▸ Exercise materials:

- - -

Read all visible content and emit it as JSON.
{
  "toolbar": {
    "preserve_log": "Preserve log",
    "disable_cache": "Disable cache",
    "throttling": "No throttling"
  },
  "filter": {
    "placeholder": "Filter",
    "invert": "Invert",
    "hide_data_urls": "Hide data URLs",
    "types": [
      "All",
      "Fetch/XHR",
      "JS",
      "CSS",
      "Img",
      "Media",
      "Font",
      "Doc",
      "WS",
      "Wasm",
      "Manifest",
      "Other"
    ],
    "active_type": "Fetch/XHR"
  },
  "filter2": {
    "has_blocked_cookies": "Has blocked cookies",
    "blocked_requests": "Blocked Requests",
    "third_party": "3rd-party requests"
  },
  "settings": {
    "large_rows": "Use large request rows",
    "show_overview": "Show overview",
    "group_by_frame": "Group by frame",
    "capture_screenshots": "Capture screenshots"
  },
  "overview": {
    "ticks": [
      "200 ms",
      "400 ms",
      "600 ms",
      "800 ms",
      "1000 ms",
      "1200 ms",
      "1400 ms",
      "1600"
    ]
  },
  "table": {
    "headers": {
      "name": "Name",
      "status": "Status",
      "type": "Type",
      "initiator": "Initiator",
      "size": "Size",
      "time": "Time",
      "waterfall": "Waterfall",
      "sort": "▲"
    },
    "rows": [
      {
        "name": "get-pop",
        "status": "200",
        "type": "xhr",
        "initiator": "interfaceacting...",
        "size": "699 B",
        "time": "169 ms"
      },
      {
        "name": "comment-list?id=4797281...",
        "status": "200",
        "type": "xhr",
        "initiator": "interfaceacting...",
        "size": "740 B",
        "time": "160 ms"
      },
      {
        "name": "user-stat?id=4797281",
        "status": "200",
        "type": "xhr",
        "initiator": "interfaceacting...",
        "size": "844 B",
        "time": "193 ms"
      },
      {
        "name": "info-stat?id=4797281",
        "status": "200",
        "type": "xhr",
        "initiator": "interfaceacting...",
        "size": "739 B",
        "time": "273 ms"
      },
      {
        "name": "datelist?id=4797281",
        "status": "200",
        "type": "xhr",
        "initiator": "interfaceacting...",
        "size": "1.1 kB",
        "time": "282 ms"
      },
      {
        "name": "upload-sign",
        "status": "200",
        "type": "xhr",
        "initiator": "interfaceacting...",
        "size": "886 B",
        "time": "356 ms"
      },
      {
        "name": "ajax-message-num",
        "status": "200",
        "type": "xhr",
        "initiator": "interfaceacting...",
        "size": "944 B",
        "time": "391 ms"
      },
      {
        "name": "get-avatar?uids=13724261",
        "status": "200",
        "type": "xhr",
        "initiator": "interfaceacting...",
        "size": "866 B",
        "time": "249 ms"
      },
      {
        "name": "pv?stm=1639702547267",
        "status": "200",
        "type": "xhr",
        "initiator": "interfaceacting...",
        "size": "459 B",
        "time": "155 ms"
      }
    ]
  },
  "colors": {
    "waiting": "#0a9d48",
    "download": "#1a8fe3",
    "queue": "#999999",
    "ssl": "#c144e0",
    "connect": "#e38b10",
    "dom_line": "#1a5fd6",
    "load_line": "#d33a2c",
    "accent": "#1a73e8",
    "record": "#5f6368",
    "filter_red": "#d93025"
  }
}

- - -

▸ What the task requires: Copy out the full listing exactly.

▸ Output:
Read all visible content and emit it as JSON.
{
  "toolbar": {
    "preserve_log": "Preserve log",
    "disable_cache": "Disable cache",
    "throttling": "No throttling"
  },
  "filter": {
    "placeholder": "Filter",
    "invert": "Invert",
    "hide_data_urls": "Hide data URLs",
    "types": [
      "All",
      "Fetch/XHR",
      "JS",
      "CSS",
      "Img",
      "Media",
      "Font",
      "Doc",
      "WS",
      "Wasm",
      "Manifest",
      "Other"
    ],
    "active_type": "Fetch/XHR"
  },
  "filter2": {
    "has_blocked_cookies": "Has blocked cookies",
    "blocked_requests": "Blocked Requests",
    "third_party": "3rd-party requests"
  },
  "settings": {
    "large_rows": "Use large request rows",
    "show_overview": "Show overview",
    "group_by_frame": "Group by frame",
    "capture_screenshots": "Capture screenshots"
  },
  "overview": {
    "ticks": [
      "200 ms",
      "400 ms",
      "600 ms",
      "800 ms",
      "1000 ms",
      "1200 ms",
      "1400 ms",
      "1600"
    ]
  },
  "table": {
    "headers": {
      "name": "Name",
      "status": "Status",
      "type": "Type",
      "initiator": "Initiator",
      "size": "Size",
      "time": "Time",
      "waterfall": "Waterfall",
      "sort": "▲"
    },
    "rows": [
      {
        "name": "get-pop",
        "status": "200",
        "type": "xhr",
        "initiator": "interfaceacting...",
        "size": "699 B",
        "time": "169 ms"
      },
      {
        "name": "comment-list?id=4797281...",
        "status": "200",
        "type": "xhr",
        "initiator": "interfaceacting...",
        "size": "740 B",
        "time": "160 ms"
      },
      {
        "name": "user-stat?id=4797281",
        "status": "200",
        "type": "xhr",
        "initiator": "interfaceacting...",
        "size": "844 B",
        "time": "193 ms"
      },
      {
        "name": "info-stat?id=4797281",
        "status": "200",
        "type": "xhr",
        "initiator": "interfaceacting...",
        "size": "739 B",
        "time": "273 ms"
      },
      {
        "name": "datelist?id=4797281",
        "status": "200",
        "type": "xhr",
        "initiator": "interfaceacting...",
        "size": "1.1 kB",
        "time": "282 ms"
      },
      {
        "name": "upload-sign",
        "status": "200",
        "type": "xhr",
        "initiator": "interfaceacting...",
        "size": "886 B",
        "time": "356 ms"
      },
      {
        "name": "ajax-message-num",
        "status": "200",
        "type": "xhr",
        "initiator": "interfaceacting...",
        "size": "944 B",
        "time": "391 ms"
      },
      {
        "name": "get-avatar?uids=13724261",
        "status": "200",
        "type": "xhr",
        "initiator": "interfaceacting...",
        "size": "866 B",
        "time": "249 ms"
      },
      {
        "name": "pv?stm=1639702547267",
        "status": "200",
        "type": "xhr",
        "initiator": "interfaceacting...",
        "size": "459 B",
        "time": "155 ms"
      }
    ]
  },
  "colors": {
    "waiting": "#0a9d48",
    "download": "#1a8fe3",
    "queue": "#999999",
    "ssl": "#c144e0",
    "connect": "#e38b10",
    "dom_line": "#1a5fd6",
    "load_line": "#d33a2c",
    "accent": "#1a73e8",
    "record": "#5f6368",
    "filter_red": "#d93025"
  }
}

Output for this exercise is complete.